-- Begin --
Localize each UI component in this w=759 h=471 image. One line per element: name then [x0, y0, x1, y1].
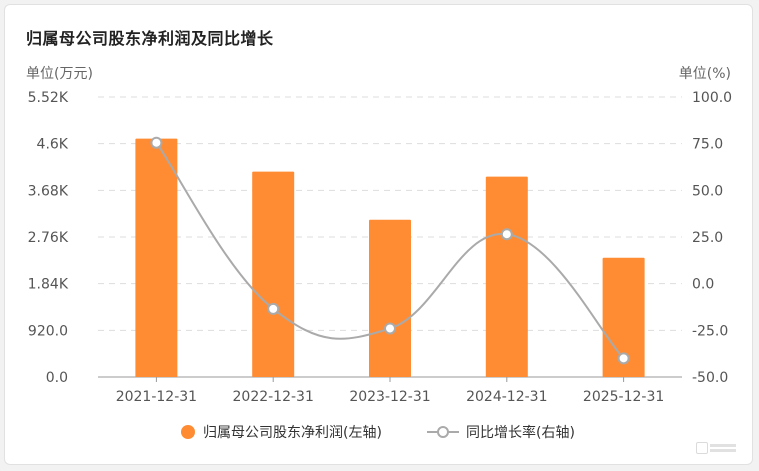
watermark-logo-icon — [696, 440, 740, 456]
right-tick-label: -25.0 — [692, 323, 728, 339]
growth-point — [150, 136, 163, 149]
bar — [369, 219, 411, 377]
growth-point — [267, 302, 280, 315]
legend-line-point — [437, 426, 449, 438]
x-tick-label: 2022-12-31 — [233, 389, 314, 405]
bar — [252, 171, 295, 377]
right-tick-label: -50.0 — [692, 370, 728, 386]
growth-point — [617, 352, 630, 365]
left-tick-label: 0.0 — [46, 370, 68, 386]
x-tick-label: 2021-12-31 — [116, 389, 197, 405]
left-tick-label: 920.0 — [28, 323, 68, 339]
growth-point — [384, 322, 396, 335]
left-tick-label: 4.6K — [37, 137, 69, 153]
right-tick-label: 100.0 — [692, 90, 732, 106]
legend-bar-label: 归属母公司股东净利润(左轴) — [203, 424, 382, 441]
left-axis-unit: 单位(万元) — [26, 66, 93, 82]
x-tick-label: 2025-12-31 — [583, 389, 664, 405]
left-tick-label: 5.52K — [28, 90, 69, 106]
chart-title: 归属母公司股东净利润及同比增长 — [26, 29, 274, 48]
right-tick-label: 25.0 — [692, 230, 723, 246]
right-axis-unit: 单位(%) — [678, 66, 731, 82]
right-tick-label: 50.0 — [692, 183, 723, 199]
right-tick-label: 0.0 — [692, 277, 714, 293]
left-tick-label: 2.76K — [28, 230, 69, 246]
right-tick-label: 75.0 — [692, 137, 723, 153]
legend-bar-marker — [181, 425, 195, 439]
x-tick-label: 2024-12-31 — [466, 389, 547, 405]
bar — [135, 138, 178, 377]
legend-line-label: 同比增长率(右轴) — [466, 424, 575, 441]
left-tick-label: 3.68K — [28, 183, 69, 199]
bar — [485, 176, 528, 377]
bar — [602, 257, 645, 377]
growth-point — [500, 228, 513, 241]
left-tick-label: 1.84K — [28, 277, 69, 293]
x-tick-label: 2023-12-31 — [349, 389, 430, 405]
-- End --
Exercise requirements ::
Reproduce every line above verbatim, omitting the picture placeholder.

Final result ::
Localize each UI component in this w=759 h=471 image. One line per element: name then [x0, y0, x1, y1].
watermark-logo-icon — [696, 440, 740, 456]
right-tick-label: -25.0 — [692, 323, 728, 339]
growth-point — [150, 136, 163, 149]
bar — [369, 219, 411, 377]
growth-point — [267, 302, 280, 315]
legend-line-point — [437, 426, 449, 438]
x-tick-label: 2022-12-31 — [233, 389, 314, 405]
bar — [252, 171, 295, 377]
right-tick-label: -50.0 — [692, 370, 728, 386]
growth-point — [617, 352, 630, 365]
left-tick-label: 0.0 — [46, 370, 68, 386]
x-tick-label: 2021-12-31 — [116, 389, 197, 405]
left-tick-label: 920.0 — [28, 323, 68, 339]
growth-point — [384, 322, 396, 335]
left-tick-label: 4.6K — [37, 137, 69, 153]
right-tick-label: 100.0 — [692, 90, 732, 106]
legend-bar-label: 归属母公司股东净利润(左轴) — [203, 424, 382, 441]
left-axis-unit: 单位(万元) — [26, 66, 93, 82]
x-tick-label: 2025-12-31 — [583, 389, 664, 405]
left-tick-label: 5.52K — [28, 90, 69, 106]
chart-title: 归属母公司股东净利润及同比增长 — [26, 29, 274, 48]
right-tick-label: 25.0 — [692, 230, 723, 246]
right-axis-unit: 单位(%) — [678, 66, 731, 82]
right-tick-label: 50.0 — [692, 183, 723, 199]
right-tick-label: 0.0 — [692, 277, 714, 293]
left-tick-label: 2.76K — [28, 230, 69, 246]
right-tick-label: 75.0 — [692, 137, 723, 153]
legend-bar-marker — [181, 425, 195, 439]
x-tick-label: 2024-12-31 — [466, 389, 547, 405]
bar — [135, 138, 178, 377]
legend-line-label: 同比增长率(右轴) — [466, 424, 575, 441]
left-tick-label: 3.68K — [28, 183, 69, 199]
bar — [485, 176, 528, 377]
bar — [602, 257, 645, 377]
growth-point — [500, 228, 513, 241]
left-tick-label: 1.84K — [28, 277, 69, 293]
x-tick-label: 2023-12-31 — [349, 389, 430, 405]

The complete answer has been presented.